[WHAT IS ASKED] Scan the lines below for the string "text" and copy every one that has it.

******

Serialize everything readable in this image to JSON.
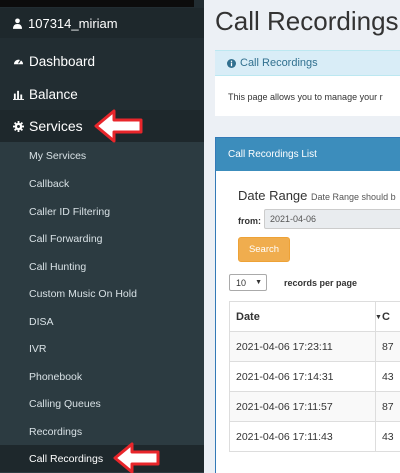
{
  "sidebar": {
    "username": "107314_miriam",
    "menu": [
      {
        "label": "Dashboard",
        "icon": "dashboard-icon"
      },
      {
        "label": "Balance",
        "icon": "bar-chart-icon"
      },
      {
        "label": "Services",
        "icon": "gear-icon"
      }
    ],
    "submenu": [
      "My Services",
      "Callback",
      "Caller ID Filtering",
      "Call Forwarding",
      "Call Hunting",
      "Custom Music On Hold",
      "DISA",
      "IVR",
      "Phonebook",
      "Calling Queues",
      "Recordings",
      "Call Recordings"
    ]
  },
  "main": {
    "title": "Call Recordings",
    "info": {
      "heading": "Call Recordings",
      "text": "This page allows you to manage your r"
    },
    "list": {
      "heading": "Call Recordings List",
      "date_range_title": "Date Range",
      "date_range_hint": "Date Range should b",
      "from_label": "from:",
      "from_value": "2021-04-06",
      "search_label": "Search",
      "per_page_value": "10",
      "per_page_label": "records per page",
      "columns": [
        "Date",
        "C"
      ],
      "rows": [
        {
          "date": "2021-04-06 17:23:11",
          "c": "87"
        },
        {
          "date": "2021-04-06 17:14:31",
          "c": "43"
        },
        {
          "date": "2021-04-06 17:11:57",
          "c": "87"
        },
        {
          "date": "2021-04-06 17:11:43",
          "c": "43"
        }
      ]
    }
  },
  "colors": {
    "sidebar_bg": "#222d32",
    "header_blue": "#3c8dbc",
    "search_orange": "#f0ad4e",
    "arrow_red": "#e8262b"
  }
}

******

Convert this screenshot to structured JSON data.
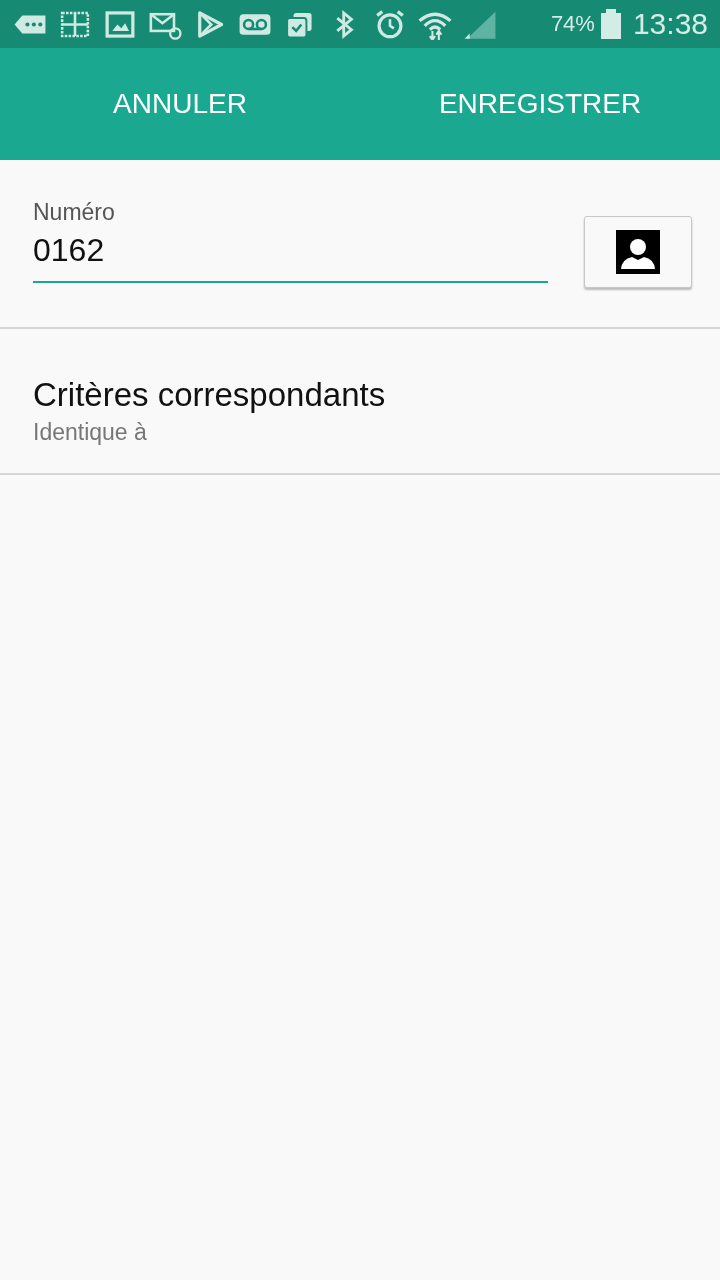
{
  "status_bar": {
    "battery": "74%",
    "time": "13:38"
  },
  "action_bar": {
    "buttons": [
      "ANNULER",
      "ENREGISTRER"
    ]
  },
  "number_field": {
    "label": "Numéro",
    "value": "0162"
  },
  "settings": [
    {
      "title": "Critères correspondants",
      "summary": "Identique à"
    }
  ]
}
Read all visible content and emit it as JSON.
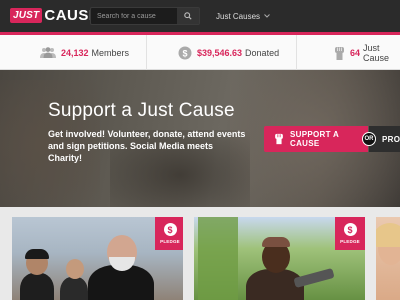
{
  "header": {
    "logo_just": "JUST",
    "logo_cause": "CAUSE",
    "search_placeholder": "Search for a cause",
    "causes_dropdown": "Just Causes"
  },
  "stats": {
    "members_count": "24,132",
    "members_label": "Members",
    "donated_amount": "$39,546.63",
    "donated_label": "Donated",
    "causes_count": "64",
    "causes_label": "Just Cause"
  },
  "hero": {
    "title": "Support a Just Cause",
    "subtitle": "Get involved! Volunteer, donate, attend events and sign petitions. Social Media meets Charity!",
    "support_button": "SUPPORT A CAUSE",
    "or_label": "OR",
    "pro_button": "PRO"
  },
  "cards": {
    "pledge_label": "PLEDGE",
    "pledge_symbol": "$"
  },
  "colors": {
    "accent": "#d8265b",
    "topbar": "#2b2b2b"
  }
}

******

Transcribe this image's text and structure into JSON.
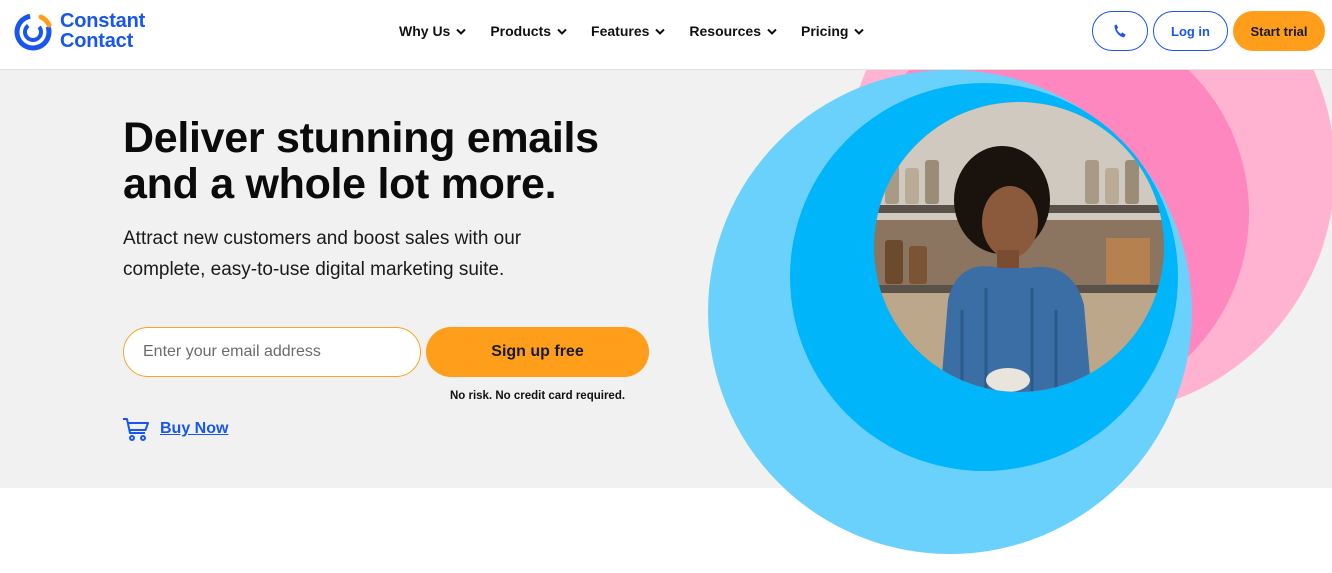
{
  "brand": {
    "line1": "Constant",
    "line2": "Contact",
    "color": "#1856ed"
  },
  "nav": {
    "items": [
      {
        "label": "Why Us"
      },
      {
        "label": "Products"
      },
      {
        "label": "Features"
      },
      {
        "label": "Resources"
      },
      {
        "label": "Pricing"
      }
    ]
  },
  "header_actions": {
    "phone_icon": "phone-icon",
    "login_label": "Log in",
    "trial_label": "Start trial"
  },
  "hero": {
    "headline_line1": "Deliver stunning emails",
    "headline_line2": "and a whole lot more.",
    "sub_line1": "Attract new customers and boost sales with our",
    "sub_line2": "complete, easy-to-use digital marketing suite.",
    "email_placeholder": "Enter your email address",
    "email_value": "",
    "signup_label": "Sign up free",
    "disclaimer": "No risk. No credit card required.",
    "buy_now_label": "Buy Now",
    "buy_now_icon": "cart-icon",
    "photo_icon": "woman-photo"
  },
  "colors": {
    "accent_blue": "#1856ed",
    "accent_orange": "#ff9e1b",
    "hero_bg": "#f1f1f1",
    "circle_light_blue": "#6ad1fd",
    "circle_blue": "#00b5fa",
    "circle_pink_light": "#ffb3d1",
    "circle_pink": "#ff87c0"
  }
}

******

[RESPONSE]
      "text": "This page allows you to manage your r"
Transcribe this image's text and structure into JSON.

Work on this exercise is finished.